─── PROVIDED DATA
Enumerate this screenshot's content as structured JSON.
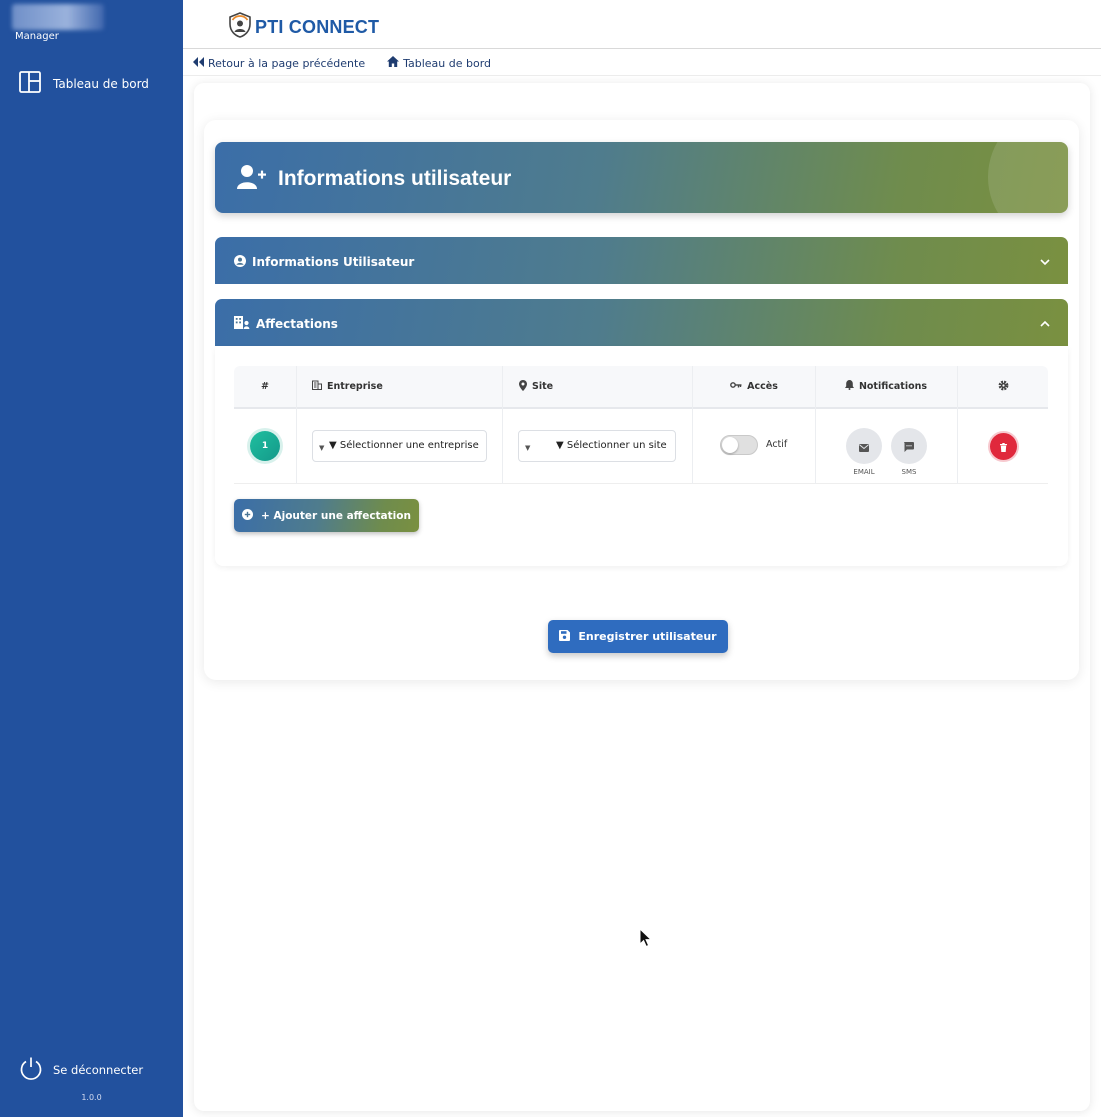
{
  "sidebar": {
    "user_role": "Manager",
    "nav": [
      {
        "label": "Tableau de bord",
        "icon": "dashboard-layout-icon"
      }
    ],
    "logout_label": "Se déconnecter",
    "version": "1.0.0",
    "bg_color": "#22519e"
  },
  "header": {
    "brand": "PTI CONNECT"
  },
  "breadcrumb": {
    "back_label": "Retour à la page précédente",
    "home_label": "Tableau de bord"
  },
  "page": {
    "title": "Informations utilisateur",
    "sections": [
      {
        "label": "Informations Utilisateur",
        "expanded": false
      },
      {
        "label": "Affectations",
        "expanded": true
      }
    ]
  },
  "affectations": {
    "columns": {
      "index": "#",
      "company": "Entreprise",
      "site": "Site",
      "access": "Accès",
      "notifications": "Notifications"
    },
    "rows": [
      {
        "index": "1",
        "company_placeholder": "▼ Sélectionner une entreprise",
        "site_placeholder": "▼ Sélectionner un site",
        "access_label": "Actif",
        "access_enabled": false,
        "email_label": "EMAIL",
        "sms_label": "SMS"
      }
    ],
    "add_label": "+ Ajouter une affectation"
  },
  "actions": {
    "save_label": "Enregistrer utilisateur"
  },
  "colors": {
    "primary": "#2f6cbf",
    "danger": "#e0283c",
    "badge": "#1fbf9f"
  }
}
──────
**WRITTEN INSTRUCTION:**
State how many lines of the records above contain "site", with no words besides the number.

**TASK RESULT:**
2